# [WHAT TO DO]
Locate the lines of the listing below that hold "Nepia", then copy each of them.

# [DATA TO USE]
________________________________________

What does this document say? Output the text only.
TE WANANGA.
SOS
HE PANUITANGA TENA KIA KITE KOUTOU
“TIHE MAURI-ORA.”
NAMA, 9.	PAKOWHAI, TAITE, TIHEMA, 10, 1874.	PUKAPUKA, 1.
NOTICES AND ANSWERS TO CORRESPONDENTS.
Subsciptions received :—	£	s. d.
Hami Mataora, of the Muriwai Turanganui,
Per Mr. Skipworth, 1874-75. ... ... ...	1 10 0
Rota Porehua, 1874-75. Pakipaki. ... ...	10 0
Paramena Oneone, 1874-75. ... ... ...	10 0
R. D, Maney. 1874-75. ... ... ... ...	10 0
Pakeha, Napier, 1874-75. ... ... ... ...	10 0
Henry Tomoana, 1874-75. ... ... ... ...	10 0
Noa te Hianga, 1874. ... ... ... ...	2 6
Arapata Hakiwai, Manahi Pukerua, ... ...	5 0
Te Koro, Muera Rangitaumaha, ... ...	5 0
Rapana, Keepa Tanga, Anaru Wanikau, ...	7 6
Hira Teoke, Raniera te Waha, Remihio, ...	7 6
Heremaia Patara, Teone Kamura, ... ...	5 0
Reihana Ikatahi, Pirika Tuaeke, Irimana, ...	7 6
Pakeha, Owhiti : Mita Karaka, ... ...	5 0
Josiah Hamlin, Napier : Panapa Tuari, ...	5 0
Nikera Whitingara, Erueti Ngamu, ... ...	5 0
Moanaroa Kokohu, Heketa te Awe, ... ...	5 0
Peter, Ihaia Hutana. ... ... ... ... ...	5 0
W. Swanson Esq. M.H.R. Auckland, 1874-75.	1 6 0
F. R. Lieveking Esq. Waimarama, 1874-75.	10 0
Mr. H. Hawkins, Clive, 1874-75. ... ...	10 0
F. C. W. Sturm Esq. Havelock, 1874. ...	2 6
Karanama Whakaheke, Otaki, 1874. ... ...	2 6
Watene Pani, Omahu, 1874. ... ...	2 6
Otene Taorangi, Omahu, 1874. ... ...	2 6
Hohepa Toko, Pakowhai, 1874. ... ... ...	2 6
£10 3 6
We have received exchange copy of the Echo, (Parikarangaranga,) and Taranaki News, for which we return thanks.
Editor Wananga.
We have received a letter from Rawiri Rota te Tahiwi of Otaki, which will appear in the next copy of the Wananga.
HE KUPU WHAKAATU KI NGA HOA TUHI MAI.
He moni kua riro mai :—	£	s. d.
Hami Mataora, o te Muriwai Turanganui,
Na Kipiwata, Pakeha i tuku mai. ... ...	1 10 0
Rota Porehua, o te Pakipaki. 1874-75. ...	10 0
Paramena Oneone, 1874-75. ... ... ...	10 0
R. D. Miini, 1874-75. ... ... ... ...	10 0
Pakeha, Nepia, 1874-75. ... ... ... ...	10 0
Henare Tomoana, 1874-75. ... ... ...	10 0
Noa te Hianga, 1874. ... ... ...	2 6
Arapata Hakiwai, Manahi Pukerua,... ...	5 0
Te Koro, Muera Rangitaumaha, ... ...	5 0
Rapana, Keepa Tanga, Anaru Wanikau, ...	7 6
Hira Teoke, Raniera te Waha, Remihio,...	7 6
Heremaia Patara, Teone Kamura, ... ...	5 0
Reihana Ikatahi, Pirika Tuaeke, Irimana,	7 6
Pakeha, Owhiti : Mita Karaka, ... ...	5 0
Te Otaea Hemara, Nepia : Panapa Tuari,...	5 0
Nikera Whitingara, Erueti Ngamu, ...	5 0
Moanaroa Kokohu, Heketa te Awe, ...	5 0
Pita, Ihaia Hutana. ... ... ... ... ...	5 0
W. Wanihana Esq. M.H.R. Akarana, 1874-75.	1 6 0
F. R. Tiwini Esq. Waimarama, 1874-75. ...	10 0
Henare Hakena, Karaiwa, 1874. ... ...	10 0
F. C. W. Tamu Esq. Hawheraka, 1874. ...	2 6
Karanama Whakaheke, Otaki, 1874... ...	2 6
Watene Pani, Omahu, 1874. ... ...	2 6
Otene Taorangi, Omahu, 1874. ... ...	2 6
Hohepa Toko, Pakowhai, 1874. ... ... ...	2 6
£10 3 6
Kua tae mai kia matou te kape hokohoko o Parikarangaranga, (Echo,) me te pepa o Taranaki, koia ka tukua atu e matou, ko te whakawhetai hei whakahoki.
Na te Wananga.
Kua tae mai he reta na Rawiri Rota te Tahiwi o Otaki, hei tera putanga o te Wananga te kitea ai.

________________________________________

# [RESULT OF THE EXERCISE]
Pakeha, Nepia, 1874-75. ... ... ... ...	10 0
Te Otaea Hemara, Nepia : Panapa Tuari,...	5 0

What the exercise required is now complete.